**WORK REQUIRED:** State how many lines of the entries include the string "Största", please, leaving out everything but the number.

**INPUT RECORDS:**

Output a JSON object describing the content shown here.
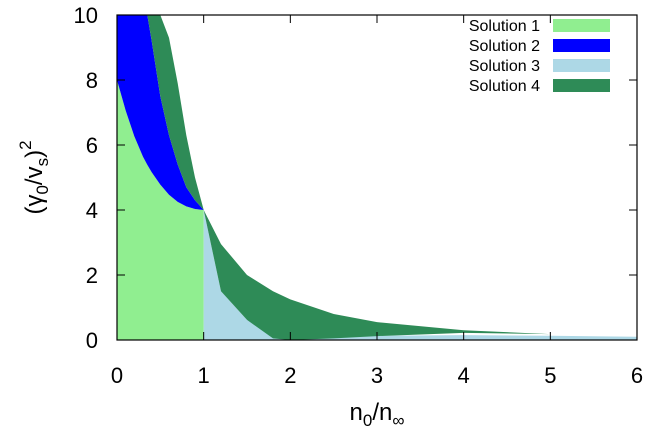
{
  "chart_data": {
    "type": "area",
    "title": "",
    "xlabel": {
      "base": "n",
      "sub1": "0",
      "slash": "/",
      "base2": "n",
      "sub2": "∞"
    },
    "ylabel": {
      "open": "(",
      "gamma": "γ",
      "sub_gamma": "0",
      "slash": "/v",
      "sub_v": "s",
      "close": ")",
      "power": "2"
    },
    "xlim": [
      0,
      6
    ],
    "ylim": [
      0,
      10
    ],
    "x_ticks": [
      "0",
      "1",
      "2",
      "3",
      "4",
      "5",
      "6"
    ],
    "y_ticks": [
      "0",
      "2",
      "4",
      "6",
      "8",
      "10"
    ],
    "grid": false,
    "legend_position": "top-right",
    "colors": {
      "Solution 1": "#90ee90",
      "Solution 2": "#0000ff",
      "Solution 3": "#add8e6",
      "Solution 4": "#2e8b57"
    },
    "series": [
      {
        "name": "Solution 1",
        "region": "from y=0 up to curve (2-sqrt(x))^2/(x^2) scaled; n0/ninf in [0,1]",
        "x": [
          0,
          0.1,
          0.2,
          0.3,
          0.4,
          0.5,
          0.6,
          0.7,
          0.8,
          0.9,
          1.0
        ],
        "upper": [
          8.0,
          7.06,
          6.27,
          5.64,
          5.16,
          4.78,
          4.47,
          4.25,
          4.11,
          4.03,
          4.0
        ],
        "lower": [
          0,
          0,
          0,
          0,
          0,
          0,
          0,
          0,
          0,
          0,
          0
        ]
      },
      {
        "name": "Solution 2",
        "x": [
          0,
          0.1,
          0.2,
          0.3,
          0.35,
          0.4,
          0.5,
          0.6,
          0.7,
          0.8,
          0.9,
          1.0
        ],
        "upper": [
          10,
          10,
          10,
          10,
          10,
          9.2,
          7.5,
          6.3,
          5.4,
          4.7,
          4.3,
          4.0
        ],
        "lower": [
          8.0,
          7.06,
          6.27,
          5.64,
          5.39,
          5.16,
          4.78,
          4.47,
          4.25,
          4.11,
          4.03,
          4.0
        ]
      },
      {
        "name": "Solution 3",
        "x": [
          1.0,
          1.2,
          1.5,
          2.0,
          2.5,
          3.0,
          4.0,
          5.0,
          6.0
        ],
        "upper": [
          4.0,
          1.5,
          0.62,
          0.18,
          0.12,
          0.13,
          0.15,
          0.13,
          0.1
        ],
        "lower": [
          0,
          0,
          0,
          0,
          0,
          0,
          0,
          0,
          0
        ]
      },
      {
        "name": "Solution 4",
        "x": [
          0.35,
          0.4,
          0.5,
          0.6,
          0.7,
          0.8,
          0.9,
          1.0,
          1.2,
          1.5,
          1.8,
          2.0,
          2.5,
          3.0,
          4.0,
          5.0,
          6.0
        ],
        "upper": [
          10,
          10,
          10,
          9.3,
          7.9,
          6.3,
          5.0,
          4.0,
          2.95,
          2.0,
          1.5,
          1.25,
          0.8,
          0.55,
          0.3,
          0.18,
          0.12
        ],
        "lower": [
          10,
          9.2,
          7.5,
          6.3,
          5.4,
          4.7,
          4.3,
          4.0,
          1.5,
          0.62,
          0.05,
          0.0,
          0.05,
          0.12,
          0.22,
          0.18,
          0.12
        ]
      }
    ]
  }
}
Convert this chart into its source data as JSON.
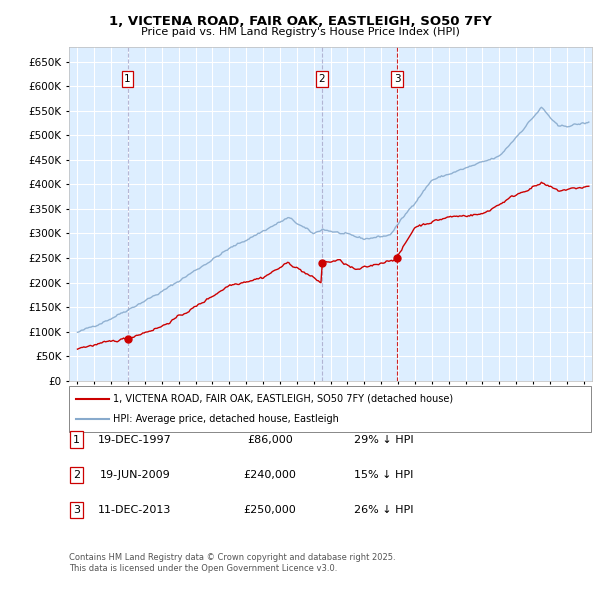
{
  "title": "1, VICTENA ROAD, FAIR OAK, EASTLEIGH, SO50 7FY",
  "subtitle": "Price paid vs. HM Land Registry's House Price Index (HPI)",
  "transactions": [
    {
      "num": 1,
      "date": "19-DEC-1997",
      "price": 86000,
      "pct": "29%",
      "direction": "↓",
      "x_year": 1997.97,
      "vline_color": "#aaaacc",
      "vline_style": "--"
    },
    {
      "num": 2,
      "date": "19-JUN-2009",
      "price": 240000,
      "pct": "15%",
      "direction": "↓",
      "x_year": 2009.47,
      "vline_color": "#aaaacc",
      "vline_style": "--"
    },
    {
      "num": 3,
      "date": "11-DEC-2013",
      "price": 250000,
      "pct": "26%",
      "direction": "↓",
      "x_year": 2013.94,
      "vline_color": "#cc0000",
      "vline_style": "--"
    }
  ],
  "legend_line1": "1, VICTENA ROAD, FAIR OAK, EASTLEIGH, SO50 7FY (detached house)",
  "legend_line2": "HPI: Average price, detached house, Eastleigh",
  "footer1": "Contains HM Land Registry data © Crown copyright and database right 2025.",
  "footer2": "This data is licensed under the Open Government Licence v3.0.",
  "red_color": "#cc0000",
  "blue_color": "#88aacc",
  "bg_color": "#ddeeff",
  "grid_color": "#ffffff",
  "box_color_1": "#cc0000",
  "box_color_2": "#aaaacc",
  "box_color_3": "#cc0000",
  "ylim": [
    0,
    680000
  ],
  "xlim": [
    1994.5,
    2025.5
  ],
  "dot_y1": 86000,
  "dot_y2": 240000,
  "dot_y3": 250000
}
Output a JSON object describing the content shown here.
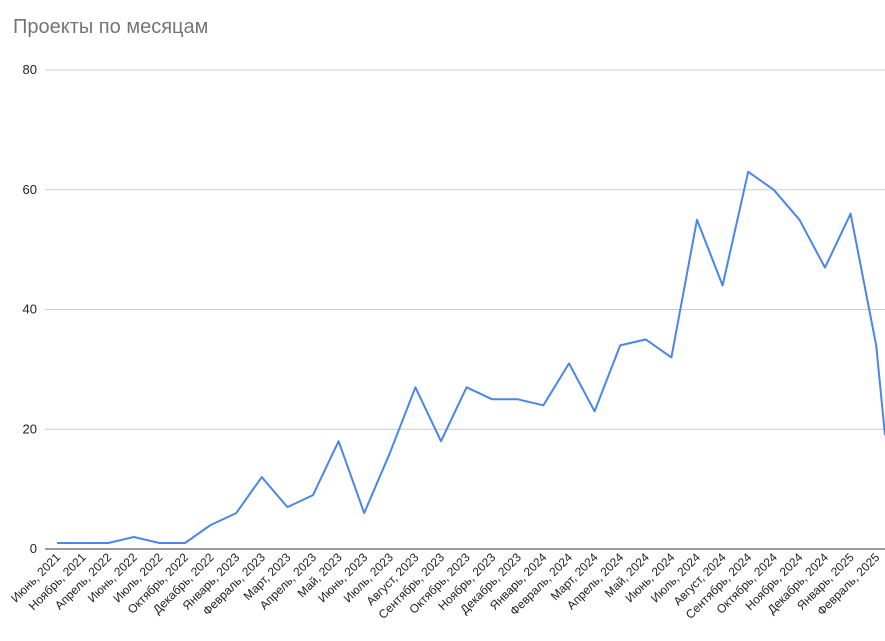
{
  "chart_data": {
    "type": "line",
    "title": "Проекты по месяцам",
    "xlabel": "",
    "ylabel": "",
    "ylim": [
      0,
      80
    ],
    "yticks": [
      "0",
      "20",
      "40",
      "60",
      "80"
    ],
    "grid": true,
    "legend": "none",
    "line_color": "#4a86e8",
    "categories": [
      "Июнь, 2021",
      "Ноябрь, 2021",
      "Апрель, 2022",
      "Июнь, 2022",
      "Июль, 2022",
      "Октябрь, 2022",
      "Декабрь, 2022",
      "Январь, 2023",
      "Февраль, 2023",
      "Март, 2023",
      "Апрель, 2023",
      "Май, 2023",
      "Июнь, 2023",
      "Июль, 2023",
      "Август, 2023",
      "Сентябрь, 2023",
      "Октябрь, 2023",
      "Ноябрь, 2023",
      "Декабрь, 2023",
      "Январь, 2024",
      "Февраль, 2024",
      "Март, 2024",
      "Апрель, 2024",
      "Май, 2024",
      "Июнь, 2024",
      "Июль, 2024",
      "Август, 2024",
      "Сентябрь, 2024",
      "Октябрь, 2024",
      "Ноябрь, 2024",
      "Декабрь, 2024",
      "Январь, 2025",
      "Февраль, 2025"
    ],
    "values": [
      1,
      1,
      1,
      2,
      1,
      1,
      4,
      6,
      12,
      7,
      9,
      18,
      6,
      16,
      27,
      18,
      27,
      25,
      25,
      24,
      31,
      23,
      34,
      35,
      32,
      55,
      44,
      63,
      60,
      55,
      47,
      56,
      34
    ],
    "trailing_value": 19
  }
}
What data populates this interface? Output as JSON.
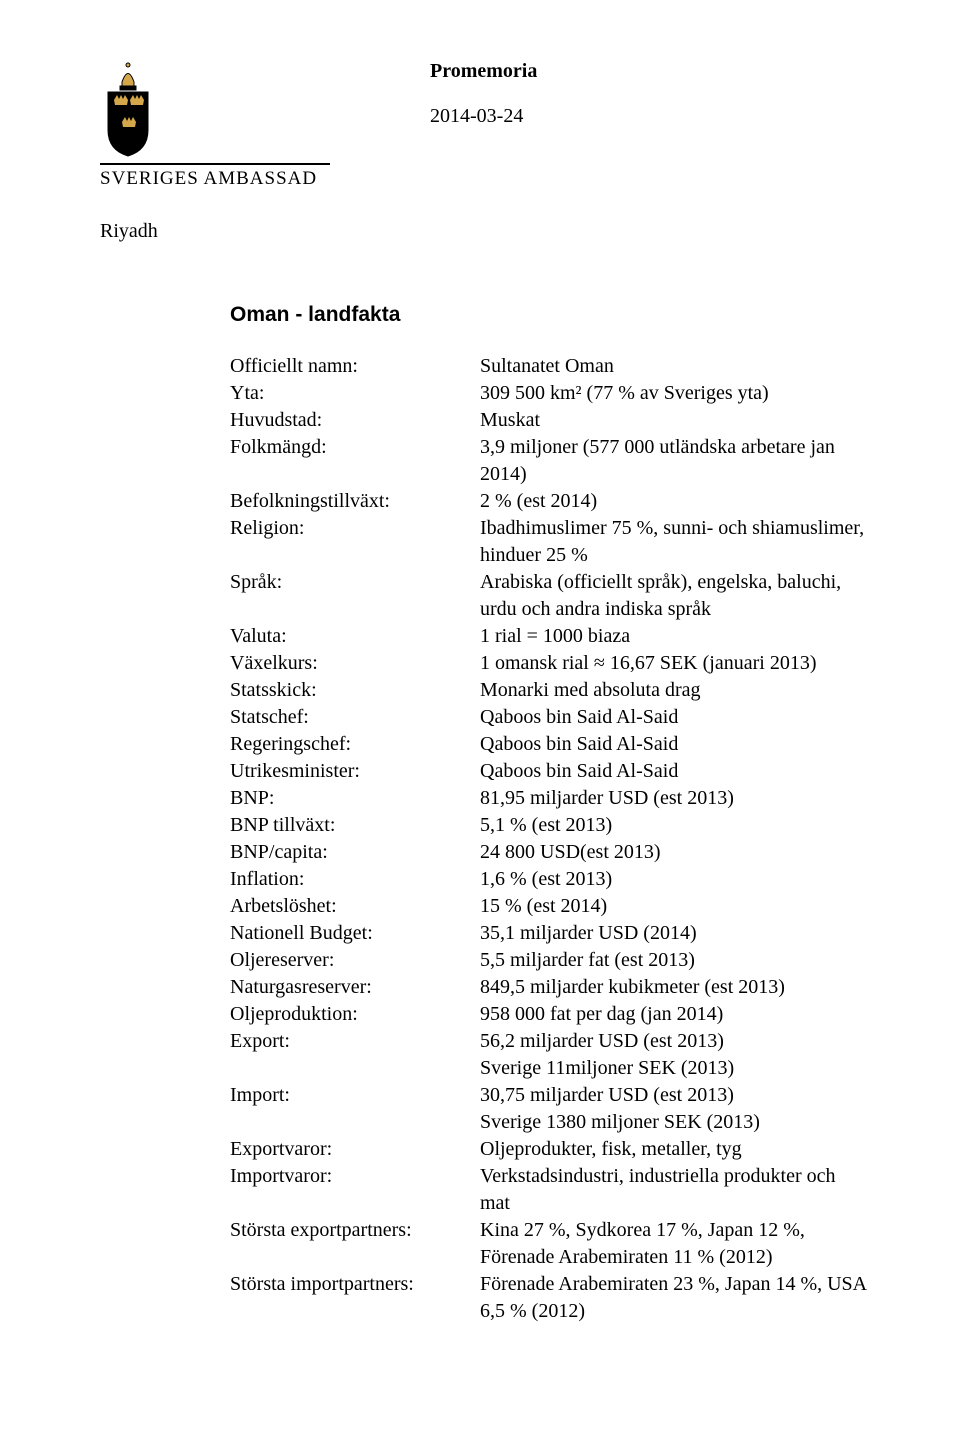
{
  "header": {
    "doc_type": "Promemoria",
    "date": "2014-03-24",
    "city": "Riyadh",
    "org_name": "SVERIGES AMBASSAD"
  },
  "title": "Oman - landfakta",
  "logo": {
    "crown_fill": "#d4a84a",
    "shield_fill": "#000000",
    "text_color": "#000000",
    "rule_color": "#000000"
  },
  "facts": [
    {
      "label": "Officiellt namn:",
      "value": "Sultanatet Oman"
    },
    {
      "label": "Yta:",
      "value": "309 500 km² (77 % av Sveriges yta)"
    },
    {
      "label": "Huvudstad:",
      "value": "Muskat"
    },
    {
      "label": "Folkmängd:",
      "value": "3,9 miljoner (577 000 utländska arbetare jan 2014)"
    },
    {
      "label": "Befolkningstillväxt:",
      "value": "2 % (est 2014)"
    },
    {
      "label": "Religion:",
      "value": "Ibadhimuslimer 75 %, sunni- och shiamuslimer, hinduer 25 %"
    },
    {
      "label": "Språk:",
      "value": "Arabiska (officiellt språk), engelska, baluchi, urdu och andra indiska språk"
    },
    {
      "label": "Valuta:",
      "value": "1 rial = 1000 biaza"
    },
    {
      "label": "Växelkurs:",
      "value": "1 omansk rial ≈ 16,67 SEK (januari 2013)"
    },
    {
      "label": "Statsskick:",
      "value": "Monarki med absoluta drag"
    },
    {
      "label": "Statschef:",
      "value": "Qaboos bin Said Al-Said"
    },
    {
      "label": "Regeringschef:",
      "value": "Qaboos bin Said Al-Said"
    },
    {
      "label": "Utrikesminister:",
      "value": "Qaboos bin Said Al-Said"
    },
    {
      "label": "BNP:",
      "value": "81,95 miljarder USD (est 2013)"
    },
    {
      "label": "BNP tillväxt:",
      "value": "5,1 % (est 2013)"
    },
    {
      "label": "BNP/capita:",
      "value": "24 800 USD(est 2013)"
    },
    {
      "label": "Inflation:",
      "value": "1,6 % (est 2013)"
    },
    {
      "label": "Arbetslöshet:",
      "value": "15 % (est 2014)"
    },
    {
      "label": "Nationell Budget:",
      "value": "35,1 miljarder USD (2014)"
    },
    {
      "label": "Oljereserver:",
      "value": "5,5 miljarder fat (est 2013)"
    },
    {
      "label": "Naturgasreserver:",
      "value": "849,5 miljarder kubikmeter (est 2013)"
    },
    {
      "label": "Oljeproduktion:",
      "value": "958 000 fat per dag (jan 2014)"
    },
    {
      "label": "Export:",
      "value": "56,2 miljarder USD (est 2013)\nSverige 11miljoner SEK (2013)"
    },
    {
      "label": "Import:",
      "value": "30,75 miljarder USD (est 2013)\nSverige 1380 miljoner SEK (2013)"
    },
    {
      "label": "Exportvaror:",
      "value": "Oljeprodukter, fisk, metaller, tyg"
    },
    {
      "label": "Importvaror:",
      "value": "Verkstadsindustri, industriella produkter och mat"
    },
    {
      "label": "Största exportpartners:",
      "value": "Kina 27 %, Sydkorea 17 %, Japan 12 %, Förenade Arabemiraten 11 % (2012)"
    },
    {
      "label": "Största importpartners:",
      "value": "Förenade Arabemiraten 23 %, Japan 14 %, USA 6,5 % (2012)"
    }
  ],
  "typography": {
    "body_font": "Garamond",
    "title_font": "Arial",
    "body_size_pt": 15,
    "title_size_pt": 16,
    "logo_font": "serif"
  }
}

**RESULT FOR THIS TASK:** 2